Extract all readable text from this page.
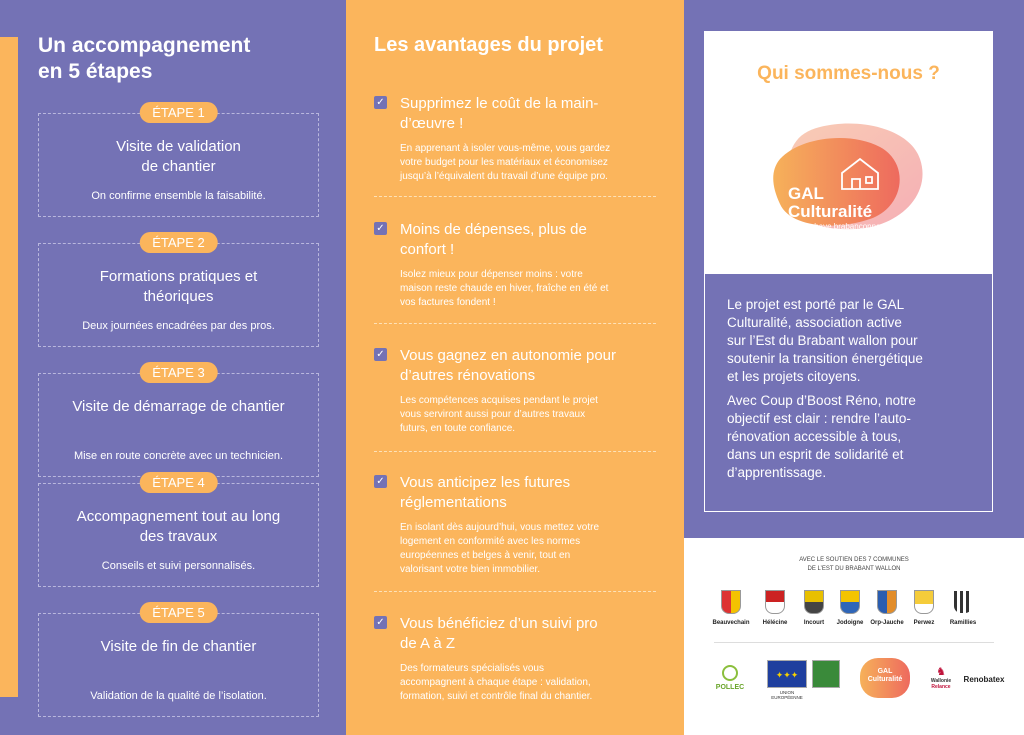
Un accompagnement
en 5 étapes
ÉTAPE 1
Visite de validation
de chantier
On confirme ensemble la faisabilité.
ÉTAPE 2
Formations pratiques et
théoriques
Deux journées encadrées par des pros.
ÉTAPE 3
Visite de démarrage de chantier

Mise en route concrète avec un technicien.
ÉTAPE 4
Accompagnement tout au long
des travaux
Conseils et suivi personnalisés.
ÉTAPE 5
Visite de fin de chantier

Validation de la qualité de l’isolation.
Les avantages du projet
✓ Supprimez le coût de la main-
d’œuvre !
En apprenant à isoler vous-même, vous gardez
votre budget pour les matériaux et économisez
jusqu’à l’équivalent du travail d’une équipe pro.
✓ Moins de dépenses, plus de
confort !
Isolez mieux pour dépenser moins : votre
maison reste chaude en hiver, fraîche en été et
vos factures fondent !
✓ Vous gagnez en autonomie pour
d’autres rénovations
Les compétences acquises pendant le projet
vous serviront aussi pour d’autres travaux
futurs, en toute confiance.
✓ Vous anticipez les futures
réglementations
En isolant dès aujourd’hui, vous mettez votre
logement en conformité avec les normes
européennes et belges à venir, tout en
valorisant votre bien immobilier.
✓ Vous bénéficiez d’un suivi pro
de A à Z
Des formateurs spécialisés vous
accompagnent à chaque étape : validation,
formation, suivi et contrôle final du chantier.
Qui sommes-nous ?
GAL
Culturalité
Hesbaye brabançonne

Le projet est porté par le GAL
Culturalité, association active
sur l’Est du Brabant wallon pour
soutenir la transition énergétique
et les projets citoyens.

Avec Coup d’Boost Réno, notre
objectif est clair : rendre l’auto-
rénovation accessible à tous,
dans un esprit de solidarité et
d’apprentissage.

AVEC LE SOUTIEN DES 7 COMMUNES
DE L’EST DU BRABANT WALLON
Beauvechain	Hélécine	Incourt	Jodoigne	Orp-Jauche	Perwez	Ramillies
POLLEC
✦✦✦
UNION EUROPÉENNE
GAL
Culturalité
♞
Wallonie
Relance
Renobatex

-=-=-=-=-

Where a line above contains the word "suivi", copy that line.

Conseils et suivi personnalisés.
✓ Vous bénéficiez d’un suivi pro
formation, suivi et contrôle final du chantier.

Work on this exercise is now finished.